[Records from a data source]
*-*-*
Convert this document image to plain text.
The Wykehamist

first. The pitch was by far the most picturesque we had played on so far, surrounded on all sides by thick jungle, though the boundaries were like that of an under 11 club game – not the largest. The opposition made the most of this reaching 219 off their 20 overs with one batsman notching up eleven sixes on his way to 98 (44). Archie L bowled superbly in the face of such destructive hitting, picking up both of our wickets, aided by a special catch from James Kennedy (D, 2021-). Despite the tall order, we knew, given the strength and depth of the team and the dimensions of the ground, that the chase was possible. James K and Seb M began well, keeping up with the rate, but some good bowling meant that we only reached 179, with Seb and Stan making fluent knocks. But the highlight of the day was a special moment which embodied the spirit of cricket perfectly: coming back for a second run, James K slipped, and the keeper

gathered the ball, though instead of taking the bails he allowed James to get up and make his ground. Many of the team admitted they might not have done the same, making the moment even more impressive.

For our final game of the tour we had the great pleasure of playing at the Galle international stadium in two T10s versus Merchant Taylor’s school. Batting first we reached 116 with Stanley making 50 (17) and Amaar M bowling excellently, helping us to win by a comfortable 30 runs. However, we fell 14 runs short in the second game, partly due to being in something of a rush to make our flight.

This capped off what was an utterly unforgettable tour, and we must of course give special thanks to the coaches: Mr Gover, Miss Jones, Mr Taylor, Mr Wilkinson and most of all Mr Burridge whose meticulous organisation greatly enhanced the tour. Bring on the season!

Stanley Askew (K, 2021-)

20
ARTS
*-*-*
## Short problem
Using the listing above, locate the lines that hold "Stanley" and copy each one.

## The solution
For our final game of the tour we had the great pleasure of playing at the Galle international stadium in two T10s versus Merchant Taylor’s school. Batting first we reached 116 with Stanley making 50 (17) and Amaar M bowling excellently, helping us to win by a comfortable 30 runs. However, we fell 14 runs short in the second game, partly due to being in something of a rush to make our flight.
Stanley Askew (K, 2021-)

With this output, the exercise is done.